* Written task *
Reproduce all records verbatim.

* Material supplied *
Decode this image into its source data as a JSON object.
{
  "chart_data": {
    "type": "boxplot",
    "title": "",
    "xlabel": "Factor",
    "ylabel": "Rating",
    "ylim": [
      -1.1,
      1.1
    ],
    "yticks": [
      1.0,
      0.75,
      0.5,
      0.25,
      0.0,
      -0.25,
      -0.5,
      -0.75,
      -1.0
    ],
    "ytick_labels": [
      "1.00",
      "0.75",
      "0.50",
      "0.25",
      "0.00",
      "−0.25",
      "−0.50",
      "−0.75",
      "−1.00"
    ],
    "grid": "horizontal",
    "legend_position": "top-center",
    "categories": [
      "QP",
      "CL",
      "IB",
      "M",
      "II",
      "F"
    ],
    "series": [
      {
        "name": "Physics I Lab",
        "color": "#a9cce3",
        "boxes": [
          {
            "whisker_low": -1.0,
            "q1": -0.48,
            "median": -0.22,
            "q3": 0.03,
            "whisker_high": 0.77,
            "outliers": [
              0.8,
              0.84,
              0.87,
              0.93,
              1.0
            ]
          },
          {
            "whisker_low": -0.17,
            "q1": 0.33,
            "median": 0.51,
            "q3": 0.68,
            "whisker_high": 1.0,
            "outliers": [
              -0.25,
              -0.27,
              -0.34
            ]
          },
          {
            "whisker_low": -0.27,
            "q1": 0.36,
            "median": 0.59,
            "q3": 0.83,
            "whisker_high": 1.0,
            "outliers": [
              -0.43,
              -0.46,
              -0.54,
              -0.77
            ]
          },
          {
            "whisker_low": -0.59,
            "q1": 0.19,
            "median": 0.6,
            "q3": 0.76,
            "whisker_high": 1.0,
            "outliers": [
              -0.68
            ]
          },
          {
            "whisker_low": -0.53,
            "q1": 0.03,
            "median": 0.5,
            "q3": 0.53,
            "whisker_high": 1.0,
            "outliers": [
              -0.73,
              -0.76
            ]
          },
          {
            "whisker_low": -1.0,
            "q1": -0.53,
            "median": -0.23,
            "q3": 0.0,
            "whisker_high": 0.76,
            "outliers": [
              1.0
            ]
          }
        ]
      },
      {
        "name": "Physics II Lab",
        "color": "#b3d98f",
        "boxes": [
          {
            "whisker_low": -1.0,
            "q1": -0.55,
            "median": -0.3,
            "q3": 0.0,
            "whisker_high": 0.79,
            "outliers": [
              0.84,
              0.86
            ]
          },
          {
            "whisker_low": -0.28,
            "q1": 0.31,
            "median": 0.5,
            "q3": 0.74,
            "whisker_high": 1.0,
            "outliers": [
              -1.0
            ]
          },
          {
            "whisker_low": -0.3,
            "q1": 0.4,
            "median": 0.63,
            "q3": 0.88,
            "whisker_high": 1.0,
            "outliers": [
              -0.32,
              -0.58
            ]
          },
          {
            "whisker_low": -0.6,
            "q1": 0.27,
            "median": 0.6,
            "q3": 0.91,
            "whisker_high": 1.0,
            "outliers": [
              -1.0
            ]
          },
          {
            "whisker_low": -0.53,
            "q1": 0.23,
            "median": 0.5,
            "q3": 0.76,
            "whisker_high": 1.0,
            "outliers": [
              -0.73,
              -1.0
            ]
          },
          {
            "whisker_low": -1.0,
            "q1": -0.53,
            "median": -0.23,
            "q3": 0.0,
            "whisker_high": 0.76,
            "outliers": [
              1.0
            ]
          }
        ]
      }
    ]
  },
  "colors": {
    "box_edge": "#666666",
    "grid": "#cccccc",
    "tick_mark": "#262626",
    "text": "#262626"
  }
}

* Task solution *
Decode this image into its source data as a JSON object.
{
  "chart_data": {
    "type": "boxplot",
    "title": "",
    "xlabel": "Factor",
    "ylabel": "Rating",
    "ylim": [
      -1.1,
      1.1
    ],
    "yticks": [
      1.0,
      0.75,
      0.5,
      0.25,
      0.0,
      -0.25,
      -0.5,
      -0.75,
      -1.0
    ],
    "ytick_labels": [
      "1.00",
      "0.75",
      "0.50",
      "0.25",
      "0.00",
      "−0.25",
      "−0.50",
      "−0.75",
      "−1.00"
    ],
    "grid": "horizontal",
    "legend_position": "top-center",
    "categories": [
      "QP",
      "CL",
      "IB",
      "M",
      "II",
      "F"
    ],
    "series": [
      {
        "name": "Physics I Lab",
        "color": "#a9cce3",
        "boxes": [
          {
            "whisker_low": -1.0,
            "q1": -0.48,
            "median": -0.22,
            "q3": 0.03,
            "whisker_high": 0.77,
            "outliers": [
              0.8,
              0.84,
              0.87,
              0.93,
              1.0
            ]
          },
          {
            "whisker_low": -0.17,
            "q1": 0.33,
            "median": 0.51,
            "q3": 0.68,
            "whisker_high": 1.0,
            "outliers": [
              -0.25,
              -0.27,
              -0.34
            ]
          },
          {
            "whisker_low": -0.27,
            "q1": 0.36,
            "median": 0.59,
            "q3": 0.83,
            "whisker_high": 1.0,
            "outliers": [
              -0.43,
              -0.46,
              -0.54,
              -0.77
            ]
          },
          {
            "whisker_low": -0.59,
            "q1": 0.19,
            "median": 0.6,
            "q3": 0.76,
            "whisker_high": 1.0,
            "outliers": [
              -0.68
            ]
          },
          {
            "whisker_low": -0.53,
            "q1": 0.03,
            "median": 0.5,
            "q3": 0.53,
            "whisker_high": 1.0,
            "outliers": [
              -0.73,
              -0.76
            ]
          },
          {
            "whisker_low": -1.0,
            "q1": -0.53,
            "median": -0.23,
            "q3": 0.0,
            "whisker_high": 0.76,
            "outliers": [
              1.0
            ]
          }
        ]
      },
      {
        "name": "Physics II Lab",
        "color": "#b3d98f",
        "boxes": [
          {
            "whisker_low": -1.0,
            "q1": -0.55,
            "median": -0.3,
            "q3": 0.0,
            "whisker_high": 0.79,
            "outliers": [
              0.84,
              0.86
            ]
          },
          {
            "whisker_low": -0.28,
            "q1": 0.31,
            "median": 0.5,
            "q3": 0.74,
            "whisker_high": 1.0,
            "outliers": [
              -1.0
            ]
          },
          {
            "whisker_low": -0.3,
            "q1": 0.4,
            "median": 0.63,
            "q3": 0.88,
            "whisker_high": 1.0,
            "outliers": [
              -0.32,
              -0.58
            ]
          },
          {
            "whisker_low": -0.6,
            "q1": 0.27,
            "median": 0.6,
            "q3": 0.91,
            "whisker_high": 1.0,
            "outliers": [
              -1.0
            ]
          },
          {
            "whisker_low": -0.53,
            "q1": 0.23,
            "median": 0.5,
            "q3": 0.76,
            "whisker_high": 1.0,
            "outliers": [
              -0.73,
              -1.0
            ]
          },
          {
            "whisker_low": -1.0,
            "q1": -0.53,
            "median": -0.23,
            "q3": 0.0,
            "whisker_high": 0.76,
            "outliers": [
              1.0
            ]
          }
        ]
      }
    ]
  },
  "colors": {
    "box_edge": "#666666",
    "grid": "#cccccc",
    "tick_mark": "#262626",
    "text": "#262626"
  }
}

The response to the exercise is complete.